**Exercise description**
Restate the entries below verbatim.

Excerpt from a dataset
###

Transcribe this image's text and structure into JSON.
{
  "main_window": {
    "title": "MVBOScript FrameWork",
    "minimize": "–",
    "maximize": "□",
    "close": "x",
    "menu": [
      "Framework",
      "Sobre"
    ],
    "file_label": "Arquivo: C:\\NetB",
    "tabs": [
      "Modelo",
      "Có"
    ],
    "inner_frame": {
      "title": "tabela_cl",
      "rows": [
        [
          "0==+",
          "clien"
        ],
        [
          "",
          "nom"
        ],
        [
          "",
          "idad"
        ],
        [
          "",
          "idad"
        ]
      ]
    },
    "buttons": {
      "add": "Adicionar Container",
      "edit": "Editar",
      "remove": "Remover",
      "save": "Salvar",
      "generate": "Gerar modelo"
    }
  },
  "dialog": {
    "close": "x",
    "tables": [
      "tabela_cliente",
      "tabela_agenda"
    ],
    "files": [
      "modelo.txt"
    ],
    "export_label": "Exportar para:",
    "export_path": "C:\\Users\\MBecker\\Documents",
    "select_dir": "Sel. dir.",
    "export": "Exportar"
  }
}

###

**Answer**
Transcribe this image's text and structure into JSON.
{
  "main_window": {
    "title": "MVBOScript FrameWork",
    "minimize": "–",
    "maximize": "□",
    "close": "x",
    "menu": [
      "Framework",
      "Sobre"
    ],
    "file_label": "Arquivo: C:\\NetB",
    "tabs": [
      "Modelo",
      "Có"
    ],
    "inner_frame": {
      "title": "tabela_cl",
      "rows": [
        [
          "0==+",
          "clien"
        ],
        [
          "",
          "nom"
        ],
        [
          "",
          "idad"
        ],
        [
          "",
          "idad"
        ]
      ]
    },
    "buttons": {
      "add": "Adicionar Container",
      "edit": "Editar",
      "remove": "Remover",
      "save": "Salvar",
      "generate": "Gerar modelo"
    }
  },
  "dialog": {
    "close": "x",
    "tables": [
      "tabela_cliente",
      "tabela_agenda"
    ],
    "files": [
      "modelo.txt"
    ],
    "export_label": "Exportar para:",
    "export_path": "C:\\Users\\MBecker\\Documents",
    "select_dir": "Sel. dir.",
    "export": "Exportar"
  }
}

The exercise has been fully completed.